◆ **Set task**
Repeat the whole listing exactly as written.

(Dataset excerpts)
----

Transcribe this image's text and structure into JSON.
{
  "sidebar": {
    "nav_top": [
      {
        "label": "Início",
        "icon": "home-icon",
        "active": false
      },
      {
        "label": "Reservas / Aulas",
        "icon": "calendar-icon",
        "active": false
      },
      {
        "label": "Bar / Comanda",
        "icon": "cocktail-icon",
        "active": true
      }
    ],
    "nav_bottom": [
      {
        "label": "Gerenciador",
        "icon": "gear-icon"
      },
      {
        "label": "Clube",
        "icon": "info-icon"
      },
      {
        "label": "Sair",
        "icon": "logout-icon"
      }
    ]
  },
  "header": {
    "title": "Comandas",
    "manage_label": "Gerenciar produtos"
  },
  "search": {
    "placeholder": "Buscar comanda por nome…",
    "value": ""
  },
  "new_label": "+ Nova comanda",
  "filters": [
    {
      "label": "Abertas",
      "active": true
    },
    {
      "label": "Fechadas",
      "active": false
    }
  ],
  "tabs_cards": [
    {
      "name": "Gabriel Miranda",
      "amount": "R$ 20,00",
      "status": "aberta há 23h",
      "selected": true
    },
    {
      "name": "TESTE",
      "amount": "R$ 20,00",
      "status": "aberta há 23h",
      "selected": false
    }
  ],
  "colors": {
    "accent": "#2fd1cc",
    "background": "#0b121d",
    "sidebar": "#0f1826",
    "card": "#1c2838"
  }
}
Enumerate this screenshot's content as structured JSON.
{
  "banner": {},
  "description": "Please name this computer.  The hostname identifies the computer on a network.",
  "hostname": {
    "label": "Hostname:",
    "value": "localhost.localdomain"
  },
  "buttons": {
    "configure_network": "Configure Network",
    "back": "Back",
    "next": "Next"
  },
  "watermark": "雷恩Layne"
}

----

◆ **Result**
Transcribe this image's text and structure into JSON.
{
  "sidebar": {
    "nav_top": [
      {
        "label": "Início",
        "icon": "home-icon",
        "active": false
      },
      {
        "label": "Reservas / Aulas",
        "icon": "calendar-icon",
        "active": false
      },
      {
        "label": "Bar / Comanda",
        "icon": "cocktail-icon",
        "active": true
      }
    ],
    "nav_bottom": [
      {
        "label": "Gerenciador",
        "icon": "gear-icon"
      },
      {
        "label": "Clube",
        "icon": "info-icon"
      },
      {
        "label": "Sair",
        "icon": "logout-icon"
      }
    ]
  },
  "header": {
    "title": "Comandas",
    "manage_label": "Gerenciar produtos"
  },
  "search": {
    "placeholder": "Buscar comanda por nome…",
    "value": ""
  },
  "new_label": "+ Nova comanda",
  "filters": [
    {
      "label": "Abertas",
      "active": true
    },
    {
      "label": "Fechadas",
      "active": false
    }
  ],
  "tabs_cards": [
    {
      "name": "Gabriel Miranda",
      "amount": "R$ 20,00",
      "status": "aberta há 23h",
      "selected": true
    },
    {
      "name": "TESTE",
      "amount": "R$ 20,00",
      "status": "aberta há 23h",
      "selected": false
    }
  ],
  "colors": {
    "accent": "#2fd1cc",
    "background": "#0b121d",
    "sidebar": "#0f1826",
    "card": "#1c2838"
  }
}
Enumerate this screenshot's content as structured JSON.
{
  "banner": {},
  "description": "Please name this computer.  The hostname identifies the computer on a network.",
  "hostname": {
    "label": "Hostname:",
    "value": "localhost.localdomain"
  },
  "buttons": {
    "configure_network": "Configure Network",
    "back": "Back",
    "next": "Next"
  },
  "watermark": "雷恩Layne"
}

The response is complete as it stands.